* _Task details_:
Replace "x-tick-label" with "x-axis-label" in everything from the line containing "Output each element" down to the line containing "data-point [634, 218, 640, 225]", and write out those records again with nothing else changed.

(Data items)

— Start —

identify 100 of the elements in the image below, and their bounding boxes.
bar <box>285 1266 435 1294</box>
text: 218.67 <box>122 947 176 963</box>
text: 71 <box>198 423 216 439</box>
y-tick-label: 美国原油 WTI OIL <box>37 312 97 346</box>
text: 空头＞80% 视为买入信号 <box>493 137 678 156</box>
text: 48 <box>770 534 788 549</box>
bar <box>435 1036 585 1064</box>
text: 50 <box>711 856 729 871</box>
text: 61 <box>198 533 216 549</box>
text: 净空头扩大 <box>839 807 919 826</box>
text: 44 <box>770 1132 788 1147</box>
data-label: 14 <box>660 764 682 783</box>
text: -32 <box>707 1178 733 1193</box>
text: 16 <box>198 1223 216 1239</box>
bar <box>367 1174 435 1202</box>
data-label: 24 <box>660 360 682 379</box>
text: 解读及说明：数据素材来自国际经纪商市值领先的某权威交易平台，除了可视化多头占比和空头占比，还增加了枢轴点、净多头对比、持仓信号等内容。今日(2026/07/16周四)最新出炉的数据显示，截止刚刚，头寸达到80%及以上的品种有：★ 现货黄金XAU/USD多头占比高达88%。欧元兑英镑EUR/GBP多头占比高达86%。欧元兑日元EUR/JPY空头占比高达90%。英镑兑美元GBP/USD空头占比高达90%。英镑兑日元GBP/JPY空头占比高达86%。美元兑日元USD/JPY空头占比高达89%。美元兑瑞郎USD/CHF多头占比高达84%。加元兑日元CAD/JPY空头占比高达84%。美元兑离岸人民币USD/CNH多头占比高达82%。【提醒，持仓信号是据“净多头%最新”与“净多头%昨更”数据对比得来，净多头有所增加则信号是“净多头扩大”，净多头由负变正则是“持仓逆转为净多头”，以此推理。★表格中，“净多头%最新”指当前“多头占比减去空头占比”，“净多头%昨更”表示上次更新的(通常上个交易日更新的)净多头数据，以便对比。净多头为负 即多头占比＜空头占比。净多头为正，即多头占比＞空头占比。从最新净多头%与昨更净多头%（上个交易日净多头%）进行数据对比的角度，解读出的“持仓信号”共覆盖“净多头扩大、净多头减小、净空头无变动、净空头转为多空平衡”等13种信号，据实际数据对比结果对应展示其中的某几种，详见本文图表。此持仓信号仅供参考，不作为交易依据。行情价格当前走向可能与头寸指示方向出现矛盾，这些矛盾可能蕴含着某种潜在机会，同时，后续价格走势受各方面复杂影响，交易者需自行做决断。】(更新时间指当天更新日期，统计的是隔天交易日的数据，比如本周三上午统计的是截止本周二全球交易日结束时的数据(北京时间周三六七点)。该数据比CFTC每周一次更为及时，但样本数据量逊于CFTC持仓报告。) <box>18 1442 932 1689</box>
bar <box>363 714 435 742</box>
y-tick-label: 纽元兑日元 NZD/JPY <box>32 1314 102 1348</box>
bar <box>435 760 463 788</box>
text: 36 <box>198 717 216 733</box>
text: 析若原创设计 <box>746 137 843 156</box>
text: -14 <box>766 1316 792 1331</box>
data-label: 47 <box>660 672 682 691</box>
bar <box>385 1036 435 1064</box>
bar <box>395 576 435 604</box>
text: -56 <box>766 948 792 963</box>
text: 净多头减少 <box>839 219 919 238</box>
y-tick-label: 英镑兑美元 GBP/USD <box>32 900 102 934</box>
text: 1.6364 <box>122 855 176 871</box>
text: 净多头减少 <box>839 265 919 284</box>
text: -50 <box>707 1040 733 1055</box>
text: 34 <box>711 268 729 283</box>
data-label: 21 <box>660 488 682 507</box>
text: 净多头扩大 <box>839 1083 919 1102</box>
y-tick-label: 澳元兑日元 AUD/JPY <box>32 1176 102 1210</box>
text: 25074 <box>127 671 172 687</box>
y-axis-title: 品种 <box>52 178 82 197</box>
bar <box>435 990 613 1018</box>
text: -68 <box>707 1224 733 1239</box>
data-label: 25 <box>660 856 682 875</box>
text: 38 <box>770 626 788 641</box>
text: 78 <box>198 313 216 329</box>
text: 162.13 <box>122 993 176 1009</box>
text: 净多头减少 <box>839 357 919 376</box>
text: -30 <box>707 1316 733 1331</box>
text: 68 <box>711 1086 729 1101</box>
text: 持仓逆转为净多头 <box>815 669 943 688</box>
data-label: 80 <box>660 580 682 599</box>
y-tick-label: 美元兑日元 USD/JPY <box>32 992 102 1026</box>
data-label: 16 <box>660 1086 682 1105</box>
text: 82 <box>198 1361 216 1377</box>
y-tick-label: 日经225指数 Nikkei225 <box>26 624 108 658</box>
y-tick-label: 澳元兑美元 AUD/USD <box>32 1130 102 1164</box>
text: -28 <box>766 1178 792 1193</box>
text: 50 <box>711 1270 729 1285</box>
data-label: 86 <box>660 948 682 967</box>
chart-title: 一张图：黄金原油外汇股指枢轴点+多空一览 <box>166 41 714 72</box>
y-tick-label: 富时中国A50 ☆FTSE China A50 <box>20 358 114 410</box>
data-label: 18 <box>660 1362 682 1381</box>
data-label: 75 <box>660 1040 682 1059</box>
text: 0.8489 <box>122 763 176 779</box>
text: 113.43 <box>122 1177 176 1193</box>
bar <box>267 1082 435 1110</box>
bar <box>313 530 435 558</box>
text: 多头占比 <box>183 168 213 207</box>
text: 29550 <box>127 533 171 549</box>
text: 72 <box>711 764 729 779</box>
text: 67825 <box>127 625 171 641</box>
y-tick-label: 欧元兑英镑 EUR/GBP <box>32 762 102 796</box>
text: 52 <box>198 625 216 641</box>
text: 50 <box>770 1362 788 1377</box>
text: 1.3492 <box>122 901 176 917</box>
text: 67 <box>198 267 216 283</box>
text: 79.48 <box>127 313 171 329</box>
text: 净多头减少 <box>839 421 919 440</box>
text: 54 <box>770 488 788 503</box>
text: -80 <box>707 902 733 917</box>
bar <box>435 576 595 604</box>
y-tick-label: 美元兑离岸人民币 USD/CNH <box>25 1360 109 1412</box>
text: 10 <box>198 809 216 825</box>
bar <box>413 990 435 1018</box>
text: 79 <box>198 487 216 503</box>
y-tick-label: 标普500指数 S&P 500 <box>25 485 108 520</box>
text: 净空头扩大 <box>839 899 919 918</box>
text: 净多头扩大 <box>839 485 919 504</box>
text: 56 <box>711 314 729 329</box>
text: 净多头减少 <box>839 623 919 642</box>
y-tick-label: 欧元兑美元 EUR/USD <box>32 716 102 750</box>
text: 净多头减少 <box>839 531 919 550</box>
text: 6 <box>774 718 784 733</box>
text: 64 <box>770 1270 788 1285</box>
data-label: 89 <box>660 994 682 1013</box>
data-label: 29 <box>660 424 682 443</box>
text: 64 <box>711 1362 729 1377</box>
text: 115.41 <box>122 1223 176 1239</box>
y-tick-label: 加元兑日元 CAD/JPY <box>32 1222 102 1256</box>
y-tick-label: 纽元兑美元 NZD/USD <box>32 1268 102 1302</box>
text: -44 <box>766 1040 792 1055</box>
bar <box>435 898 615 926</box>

— End —
— Start —

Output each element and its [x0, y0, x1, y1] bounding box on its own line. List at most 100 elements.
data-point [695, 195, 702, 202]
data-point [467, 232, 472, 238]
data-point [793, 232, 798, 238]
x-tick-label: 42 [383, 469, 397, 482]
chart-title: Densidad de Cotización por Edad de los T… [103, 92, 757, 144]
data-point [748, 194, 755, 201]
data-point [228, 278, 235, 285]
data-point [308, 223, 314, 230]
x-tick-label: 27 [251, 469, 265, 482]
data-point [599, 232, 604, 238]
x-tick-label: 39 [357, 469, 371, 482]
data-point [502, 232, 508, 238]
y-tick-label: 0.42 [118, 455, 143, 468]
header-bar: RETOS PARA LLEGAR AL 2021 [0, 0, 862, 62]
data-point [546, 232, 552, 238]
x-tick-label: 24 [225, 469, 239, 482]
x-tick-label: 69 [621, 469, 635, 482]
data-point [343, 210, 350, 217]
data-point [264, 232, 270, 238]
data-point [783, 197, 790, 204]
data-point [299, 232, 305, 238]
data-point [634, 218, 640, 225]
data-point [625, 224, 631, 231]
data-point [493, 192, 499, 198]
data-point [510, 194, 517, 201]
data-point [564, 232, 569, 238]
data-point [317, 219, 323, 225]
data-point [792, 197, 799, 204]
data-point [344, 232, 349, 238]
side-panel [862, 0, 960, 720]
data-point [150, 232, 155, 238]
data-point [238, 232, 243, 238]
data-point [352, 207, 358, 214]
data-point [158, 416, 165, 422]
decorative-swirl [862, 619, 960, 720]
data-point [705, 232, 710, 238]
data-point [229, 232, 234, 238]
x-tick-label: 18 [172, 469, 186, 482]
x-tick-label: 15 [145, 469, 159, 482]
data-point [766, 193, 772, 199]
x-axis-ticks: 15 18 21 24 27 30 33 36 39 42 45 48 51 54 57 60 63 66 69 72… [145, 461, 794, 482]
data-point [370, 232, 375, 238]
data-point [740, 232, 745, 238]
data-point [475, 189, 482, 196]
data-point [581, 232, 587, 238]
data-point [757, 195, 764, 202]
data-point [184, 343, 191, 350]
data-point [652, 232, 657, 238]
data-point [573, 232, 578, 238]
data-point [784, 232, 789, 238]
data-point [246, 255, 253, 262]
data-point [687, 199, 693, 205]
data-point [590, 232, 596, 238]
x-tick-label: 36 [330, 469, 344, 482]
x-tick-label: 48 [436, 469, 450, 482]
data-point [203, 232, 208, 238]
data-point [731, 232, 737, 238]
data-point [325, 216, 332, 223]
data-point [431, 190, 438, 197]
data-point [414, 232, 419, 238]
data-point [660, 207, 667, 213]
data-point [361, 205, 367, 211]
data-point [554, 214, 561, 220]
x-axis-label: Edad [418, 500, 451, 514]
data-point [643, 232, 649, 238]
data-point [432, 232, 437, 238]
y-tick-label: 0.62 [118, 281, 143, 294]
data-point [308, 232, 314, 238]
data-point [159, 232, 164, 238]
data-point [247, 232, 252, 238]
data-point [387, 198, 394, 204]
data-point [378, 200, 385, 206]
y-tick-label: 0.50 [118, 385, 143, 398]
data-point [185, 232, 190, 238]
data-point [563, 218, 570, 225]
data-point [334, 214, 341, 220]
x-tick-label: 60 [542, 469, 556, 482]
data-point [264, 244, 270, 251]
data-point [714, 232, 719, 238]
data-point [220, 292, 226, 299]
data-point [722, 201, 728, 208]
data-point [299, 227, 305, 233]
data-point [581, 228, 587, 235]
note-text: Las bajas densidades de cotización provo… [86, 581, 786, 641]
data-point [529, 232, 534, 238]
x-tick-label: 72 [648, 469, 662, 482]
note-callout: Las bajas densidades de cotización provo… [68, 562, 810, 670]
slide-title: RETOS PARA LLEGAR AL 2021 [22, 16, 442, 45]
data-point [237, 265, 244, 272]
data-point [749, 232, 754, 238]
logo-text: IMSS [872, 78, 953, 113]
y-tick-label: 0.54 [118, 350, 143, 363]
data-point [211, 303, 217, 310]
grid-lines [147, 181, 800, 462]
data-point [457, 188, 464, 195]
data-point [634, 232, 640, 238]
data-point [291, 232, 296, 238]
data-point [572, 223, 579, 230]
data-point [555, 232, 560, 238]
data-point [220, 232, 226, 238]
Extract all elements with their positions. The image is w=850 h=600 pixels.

— End —

* _Solution for this problem_:
Output each element and its [x0, y0, x1, y1] bounding box on its own line. List at most 100 elements.
data-point [695, 195, 702, 202]
data-point [467, 232, 472, 238]
data-point [793, 232, 798, 238]
x-axis-label: 42 [383, 469, 397, 482]
chart-title: Densidad de Cotización por Edad de los T… [103, 92, 757, 144]
data-point [748, 194, 755, 201]
data-point [228, 278, 235, 285]
data-point [308, 223, 314, 230]
x-axis-label: 27 [251, 469, 265, 482]
data-point [599, 232, 604, 238]
x-axis-label: 39 [357, 469, 371, 482]
data-point [502, 232, 508, 238]
y-tick-label: 0.42 [118, 455, 143, 468]
header-bar: RETOS PARA LLEGAR AL 2021 [0, 0, 862, 62]
data-point [546, 232, 552, 238]
x-axis-label: 24 [225, 469, 239, 482]
x-axis-label: 69 [621, 469, 635, 482]
data-point [343, 210, 350, 217]
data-point [264, 232, 270, 238]
data-point [783, 197, 790, 204]
data-point [299, 232, 305, 238]
data-point [634, 218, 640, 225]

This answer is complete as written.